- Problem details
Repeat the entries below exactly as they appear, with no pictures.

____ Supplied information

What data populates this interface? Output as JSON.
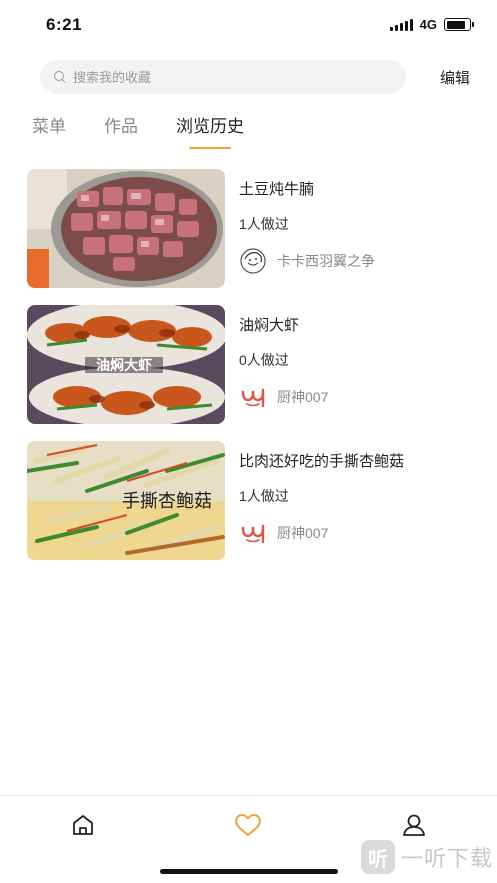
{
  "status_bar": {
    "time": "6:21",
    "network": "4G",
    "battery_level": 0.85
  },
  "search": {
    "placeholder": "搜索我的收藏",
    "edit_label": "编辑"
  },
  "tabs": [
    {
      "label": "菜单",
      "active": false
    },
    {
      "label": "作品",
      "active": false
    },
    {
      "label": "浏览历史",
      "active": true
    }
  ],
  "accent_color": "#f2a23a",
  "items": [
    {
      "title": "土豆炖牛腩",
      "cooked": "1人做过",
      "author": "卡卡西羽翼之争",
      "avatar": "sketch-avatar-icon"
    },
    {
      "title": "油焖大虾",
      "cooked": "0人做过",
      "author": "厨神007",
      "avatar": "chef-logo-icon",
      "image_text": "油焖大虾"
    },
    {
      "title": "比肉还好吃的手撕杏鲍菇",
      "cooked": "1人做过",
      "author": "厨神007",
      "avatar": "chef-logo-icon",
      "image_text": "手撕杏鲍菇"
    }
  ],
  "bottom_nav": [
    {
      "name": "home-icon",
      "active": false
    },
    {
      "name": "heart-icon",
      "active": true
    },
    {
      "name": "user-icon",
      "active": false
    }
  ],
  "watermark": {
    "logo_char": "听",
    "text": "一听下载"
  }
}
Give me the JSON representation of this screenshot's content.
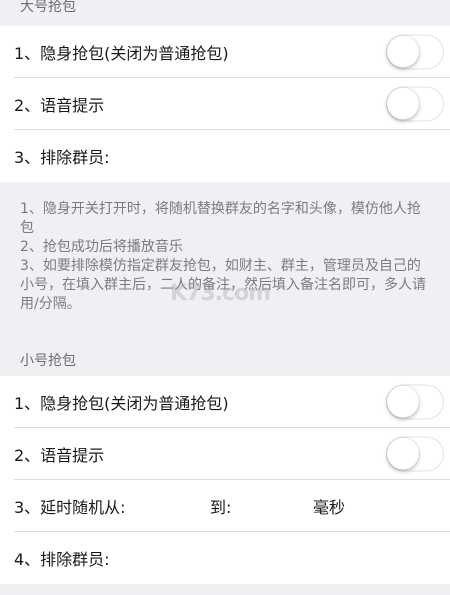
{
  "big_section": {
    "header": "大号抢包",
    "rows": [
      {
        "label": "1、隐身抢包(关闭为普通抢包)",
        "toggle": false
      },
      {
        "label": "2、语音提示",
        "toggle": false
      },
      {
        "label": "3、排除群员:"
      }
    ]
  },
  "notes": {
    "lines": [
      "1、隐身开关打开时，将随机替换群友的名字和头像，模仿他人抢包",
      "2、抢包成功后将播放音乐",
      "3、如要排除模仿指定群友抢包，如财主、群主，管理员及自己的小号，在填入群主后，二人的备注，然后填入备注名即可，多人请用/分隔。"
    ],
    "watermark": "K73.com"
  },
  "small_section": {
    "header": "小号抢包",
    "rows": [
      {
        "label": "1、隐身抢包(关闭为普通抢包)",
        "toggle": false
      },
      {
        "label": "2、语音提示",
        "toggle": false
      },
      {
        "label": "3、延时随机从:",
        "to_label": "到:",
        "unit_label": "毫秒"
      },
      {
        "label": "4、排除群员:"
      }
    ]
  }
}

________

- Response to the task
What data populates this interface? Output as JSON.
{
  "status_bar": {
    "time": "6:21",
    "network": "4G",
    "battery_level": 0.85
  },
  "search": {
    "placeholder": "搜索我的收藏",
    "edit_label": "编辑"
  },
  "tabs": [
    {
      "label": "菜单",
      "active": false
    },
    {
      "label": "作品",
      "active": false
    },
    {
      "label": "浏览历史",
      "active": true
    }
  ],
  "accent_color": "#f2a23a",
  "items": [
    {
      "title": "土豆炖牛腩",
      "cooked": "1人做过",
      "author": "卡卡西羽翼之争",
      "avatar": "sketch-avatar-icon"
    },
    {
      "title": "油焖大虾",
      "cooked": "0人做过",
      "author": "厨神007",
      "avatar": "chef-logo-icon",
      "image_text": "油焖大虾"
    },
    {
      "title": "比肉还好吃的手撕杏鲍菇",
      "cooked": "1人做过",
      "author": "厨神007",
      "avatar": "chef-logo-icon",
      "image_text": "手撕杏鲍菇"
    }
  ],
  "bottom_nav": [
    {
      "name": "home-icon",
      "active": false
    },
    {
      "name": "heart-icon",
      "active": true
    },
    {
      "name": "user-icon",
      "active": false
    }
  ],
  "watermark": {
    "logo_char": "听",
    "text": "一听下载"
  }
}
Give me the JSON representation of this screenshot's content.
{
  "big_section": {
    "header": "大号抢包",
    "rows": [
      {
        "label": "1、隐身抢包(关闭为普通抢包)",
        "toggle": false
      },
      {
        "label": "2、语音提示",
        "toggle": false
      },
      {
        "label": "3、排除群员:"
      }
    ]
  },
  "notes": {
    "lines": [
      "1、隐身开关打开时，将随机替换群友的名字和头像，模仿他人抢包",
      "2、抢包成功后将播放音乐",
      "3、如要排除模仿指定群友抢包，如财主、群主，管理员及自己的小号，在填入群主后，二人的备注，然后填入备注名即可，多人请用/分隔。"
    ],
    "watermark": "K73.com"
  },
  "small_section": {
    "header": "小号抢包",
    "rows": [
      {
        "label": "1、隐身抢包(关闭为普通抢包)",
        "toggle": false
      },
      {
        "label": "2、语音提示",
        "toggle": false
      },
      {
        "label": "3、延时随机从:",
        "to_label": "到:",
        "unit_label": "毫秒"
      },
      {
        "label": "4、排除群员:"
      }
    ]
  }
}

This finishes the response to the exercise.